Description of the task
Retype the records that come next, word for word.

(Extracted data entries)
+ + + +

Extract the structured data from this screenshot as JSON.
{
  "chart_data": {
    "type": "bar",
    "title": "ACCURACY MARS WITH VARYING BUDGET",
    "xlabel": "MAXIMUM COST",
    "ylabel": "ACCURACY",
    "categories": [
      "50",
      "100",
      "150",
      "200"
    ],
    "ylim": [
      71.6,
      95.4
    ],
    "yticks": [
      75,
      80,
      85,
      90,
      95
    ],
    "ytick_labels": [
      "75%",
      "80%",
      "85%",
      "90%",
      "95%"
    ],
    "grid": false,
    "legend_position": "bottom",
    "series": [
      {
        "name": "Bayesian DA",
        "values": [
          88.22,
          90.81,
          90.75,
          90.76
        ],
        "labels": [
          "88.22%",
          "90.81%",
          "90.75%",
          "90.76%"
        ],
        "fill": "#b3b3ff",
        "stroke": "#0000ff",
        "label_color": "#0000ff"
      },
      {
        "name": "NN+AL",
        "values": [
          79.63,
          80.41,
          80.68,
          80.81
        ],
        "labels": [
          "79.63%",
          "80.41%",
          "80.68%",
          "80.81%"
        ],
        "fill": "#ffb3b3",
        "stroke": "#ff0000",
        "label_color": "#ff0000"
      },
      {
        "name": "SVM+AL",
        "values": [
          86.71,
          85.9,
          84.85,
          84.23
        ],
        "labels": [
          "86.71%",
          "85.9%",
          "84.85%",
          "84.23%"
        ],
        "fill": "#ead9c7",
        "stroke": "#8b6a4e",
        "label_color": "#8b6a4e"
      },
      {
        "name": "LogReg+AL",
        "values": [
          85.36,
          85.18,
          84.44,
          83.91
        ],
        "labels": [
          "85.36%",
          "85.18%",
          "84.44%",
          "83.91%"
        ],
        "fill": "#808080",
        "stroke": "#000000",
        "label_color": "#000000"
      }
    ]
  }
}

+ + + +

Finished answer
Extract the structured data from this screenshot as JSON.
{
  "chart_data": {
    "type": "bar",
    "title": "ACCURACY MARS WITH VARYING BUDGET",
    "xlabel": "MAXIMUM COST",
    "ylabel": "ACCURACY",
    "categories": [
      "50",
      "100",
      "150",
      "200"
    ],
    "ylim": [
      71.6,
      95.4
    ],
    "yticks": [
      75,
      80,
      85,
      90,
      95
    ],
    "ytick_labels": [
      "75%",
      "80%",
      "85%",
      "90%",
      "95%"
    ],
    "grid": false,
    "legend_position": "bottom",
    "series": [
      {
        "name": "Bayesian DA",
        "values": [
          88.22,
          90.81,
          90.75,
          90.76
        ],
        "labels": [
          "88.22%",
          "90.81%",
          "90.75%",
          "90.76%"
        ],
        "fill": "#b3b3ff",
        "stroke": "#0000ff",
        "label_color": "#0000ff"
      },
      {
        "name": "NN+AL",
        "values": [
          79.63,
          80.41,
          80.68,
          80.81
        ],
        "labels": [
          "79.63%",
          "80.41%",
          "80.68%",
          "80.81%"
        ],
        "fill": "#ffb3b3",
        "stroke": "#ff0000",
        "label_color": "#ff0000"
      },
      {
        "name": "SVM+AL",
        "values": [
          86.71,
          85.9,
          84.85,
          84.23
        ],
        "labels": [
          "86.71%",
          "85.9%",
          "84.85%",
          "84.23%"
        ],
        "fill": "#ead9c7",
        "stroke": "#8b6a4e",
        "label_color": "#8b6a4e"
      },
      {
        "name": "LogReg+AL",
        "values": [
          85.36,
          85.18,
          84.44,
          83.91
        ],
        "labels": [
          "85.36%",
          "85.18%",
          "84.44%",
          "83.91%"
        ],
        "fill": "#808080",
        "stroke": "#000000",
        "label_color": "#000000"
      }
    ]
  }
}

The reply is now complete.